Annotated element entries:
========

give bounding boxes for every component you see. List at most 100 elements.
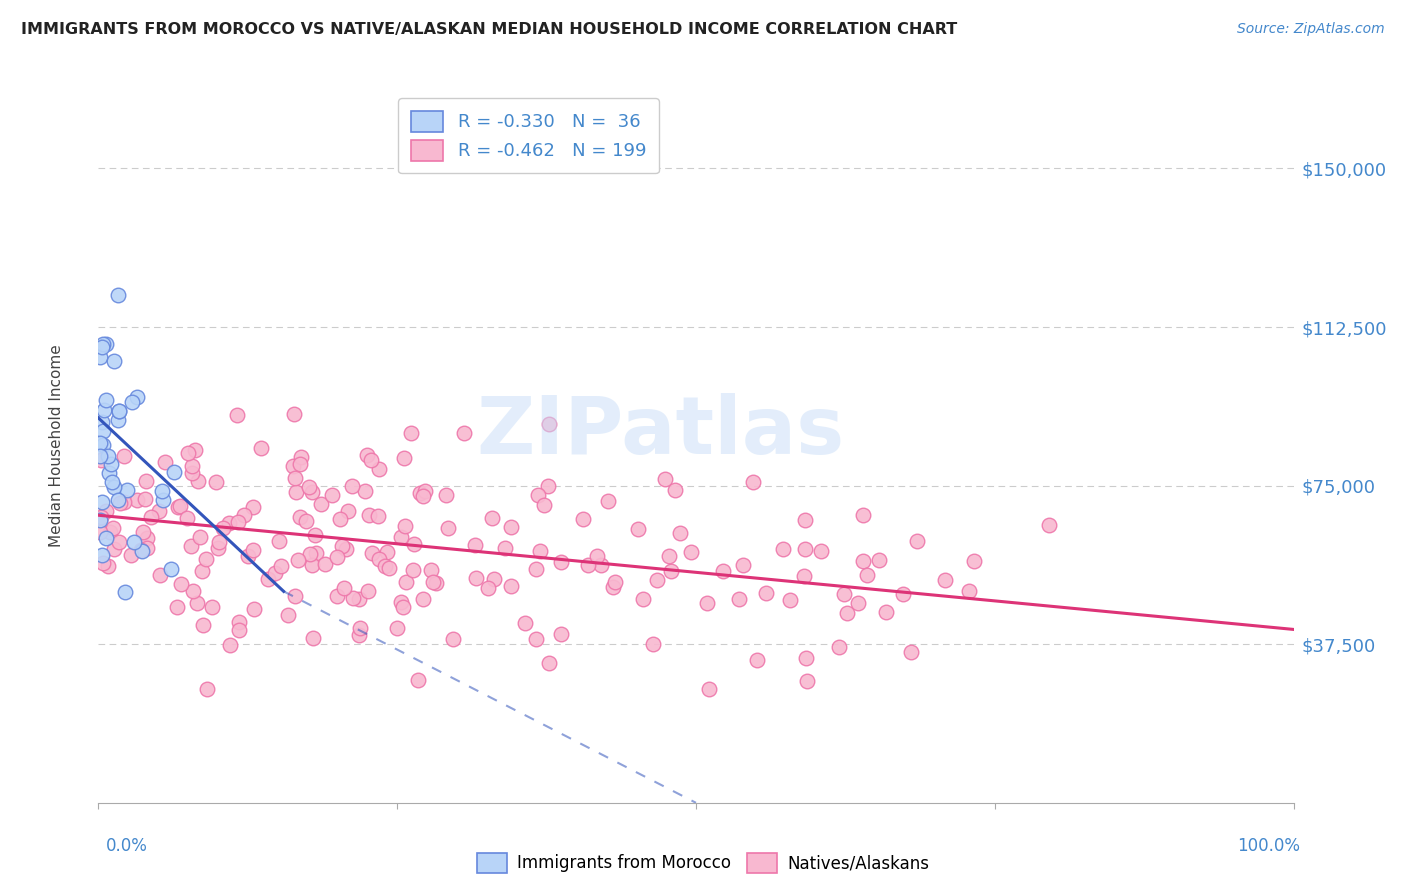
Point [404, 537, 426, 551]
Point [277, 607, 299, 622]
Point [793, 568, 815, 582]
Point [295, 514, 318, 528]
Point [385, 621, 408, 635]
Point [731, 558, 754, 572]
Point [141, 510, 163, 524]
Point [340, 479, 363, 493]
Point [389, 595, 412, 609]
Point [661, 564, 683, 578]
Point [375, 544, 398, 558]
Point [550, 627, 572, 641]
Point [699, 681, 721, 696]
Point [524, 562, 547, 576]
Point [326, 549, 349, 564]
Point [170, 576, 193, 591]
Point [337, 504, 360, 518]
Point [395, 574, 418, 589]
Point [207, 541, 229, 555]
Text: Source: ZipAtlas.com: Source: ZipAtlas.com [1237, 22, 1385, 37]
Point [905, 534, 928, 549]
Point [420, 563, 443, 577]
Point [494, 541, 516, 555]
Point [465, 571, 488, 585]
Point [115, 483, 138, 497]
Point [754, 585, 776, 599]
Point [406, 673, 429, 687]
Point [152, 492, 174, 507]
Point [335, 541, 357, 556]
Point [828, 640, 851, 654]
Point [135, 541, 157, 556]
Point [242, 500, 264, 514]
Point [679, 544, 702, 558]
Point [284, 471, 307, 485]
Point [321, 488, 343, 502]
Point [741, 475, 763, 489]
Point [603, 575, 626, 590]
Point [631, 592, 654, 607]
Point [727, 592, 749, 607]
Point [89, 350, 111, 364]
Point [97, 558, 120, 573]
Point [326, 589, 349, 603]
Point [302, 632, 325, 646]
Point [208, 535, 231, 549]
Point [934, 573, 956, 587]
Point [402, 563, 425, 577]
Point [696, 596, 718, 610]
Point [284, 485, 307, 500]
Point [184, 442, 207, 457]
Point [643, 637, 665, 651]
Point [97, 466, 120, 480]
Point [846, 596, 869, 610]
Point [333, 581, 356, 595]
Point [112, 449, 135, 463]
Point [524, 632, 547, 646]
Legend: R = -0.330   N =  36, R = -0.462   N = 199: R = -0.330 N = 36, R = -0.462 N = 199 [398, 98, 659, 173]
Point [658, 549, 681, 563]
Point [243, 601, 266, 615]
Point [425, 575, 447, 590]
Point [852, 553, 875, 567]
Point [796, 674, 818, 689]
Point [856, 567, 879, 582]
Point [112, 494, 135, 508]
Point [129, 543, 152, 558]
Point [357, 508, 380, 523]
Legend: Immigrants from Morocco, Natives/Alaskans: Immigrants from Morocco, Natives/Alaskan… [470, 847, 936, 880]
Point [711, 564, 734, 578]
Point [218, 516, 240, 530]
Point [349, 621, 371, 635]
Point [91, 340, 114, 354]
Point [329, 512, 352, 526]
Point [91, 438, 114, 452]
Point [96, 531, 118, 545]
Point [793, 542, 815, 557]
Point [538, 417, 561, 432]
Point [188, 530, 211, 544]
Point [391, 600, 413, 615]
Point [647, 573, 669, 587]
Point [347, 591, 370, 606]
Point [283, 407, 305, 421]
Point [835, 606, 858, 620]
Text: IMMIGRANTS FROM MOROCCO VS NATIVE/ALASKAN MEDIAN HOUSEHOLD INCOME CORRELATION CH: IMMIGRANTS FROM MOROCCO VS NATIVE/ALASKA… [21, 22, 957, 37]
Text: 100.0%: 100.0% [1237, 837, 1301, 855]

========

Transcribe every line of the listing above without alteration, omitting the picture.

give bounding boxes for every component you see. List at most 100 elements.
Point [404, 537, 426, 551]
Point [277, 607, 299, 622]
Point [793, 568, 815, 582]
Point [295, 514, 318, 528]
Point [385, 621, 408, 635]
Point [731, 558, 754, 572]
Point [141, 510, 163, 524]
Point [340, 479, 363, 493]
Point [389, 595, 412, 609]
Point [661, 564, 683, 578]
Point [375, 544, 398, 558]
Point [550, 627, 572, 641]
Point [699, 681, 721, 696]
Point [524, 562, 547, 576]
Point [326, 549, 349, 564]
Point [170, 576, 193, 591]
Point [337, 504, 360, 518]
Point [395, 574, 418, 589]
Point [207, 541, 229, 555]
Text: Source: ZipAtlas.com: Source: ZipAtlas.com [1237, 22, 1385, 37]
Point [905, 534, 928, 549]
Point [420, 563, 443, 577]
Point [494, 541, 516, 555]
Point [465, 571, 488, 585]
Point [115, 483, 138, 497]
Point [754, 585, 776, 599]
Point [406, 673, 429, 687]
Point [152, 492, 174, 507]
Point [335, 541, 357, 556]
Point [828, 640, 851, 654]
Point [135, 541, 157, 556]
Point [242, 500, 264, 514]
Point [679, 544, 702, 558]
Point [284, 471, 307, 485]
Point [321, 488, 343, 502]
Point [741, 475, 763, 489]
Point [603, 575, 626, 590]
Point [631, 592, 654, 607]
Point [727, 592, 749, 607]
Point [89, 350, 111, 364]
Point [97, 558, 120, 573]
Point [326, 589, 349, 603]
Point [302, 632, 325, 646]
Point [208, 535, 231, 549]
Point [934, 573, 956, 587]
Point [402, 563, 425, 577]
Point [696, 596, 718, 610]
Point [284, 485, 307, 500]
Point [184, 442, 207, 457]
Point [643, 637, 665, 651]
Point [97, 466, 120, 480]
Point [846, 596, 869, 610]
Point [333, 581, 356, 595]
Point [112, 449, 135, 463]
Point [524, 632, 547, 646]
Legend: R = -0.330   N =  36, R = -0.462   N = 199: R = -0.330 N = 36, R = -0.462 N = 199 [398, 98, 659, 173]
Point [658, 549, 681, 563]
Point [243, 601, 266, 615]
Point [425, 575, 447, 590]
Point [852, 553, 875, 567]
Point [796, 674, 818, 689]
Point [856, 567, 879, 582]
Point [112, 494, 135, 508]
Point [129, 543, 152, 558]
Point [357, 508, 380, 523]
Legend: Immigrants from Morocco, Natives/Alaskans: Immigrants from Morocco, Natives/Alaskan… [470, 847, 936, 880]
Point [711, 564, 734, 578]
Point [218, 516, 240, 530]
Point [349, 621, 371, 635]
Point [91, 340, 114, 354]
Point [329, 512, 352, 526]
Point [91, 438, 114, 452]
Point [96, 531, 118, 545]
Point [793, 542, 815, 557]
Point [538, 417, 561, 432]
Point [188, 530, 211, 544]
Point [391, 600, 413, 615]
Point [647, 573, 669, 587]
Point [347, 591, 370, 606]
Point [283, 407, 305, 421]
Point [835, 606, 858, 620]
Text: IMMIGRANTS FROM MOROCCO VS NATIVE/ALASKAN MEDIAN HOUSEHOLD INCOME CORRELATION CH: IMMIGRANTS FROM MOROCCO VS NATIVE/ALASKA… [21, 22, 957, 37]
Text: 100.0%: 100.0% [1237, 837, 1301, 855]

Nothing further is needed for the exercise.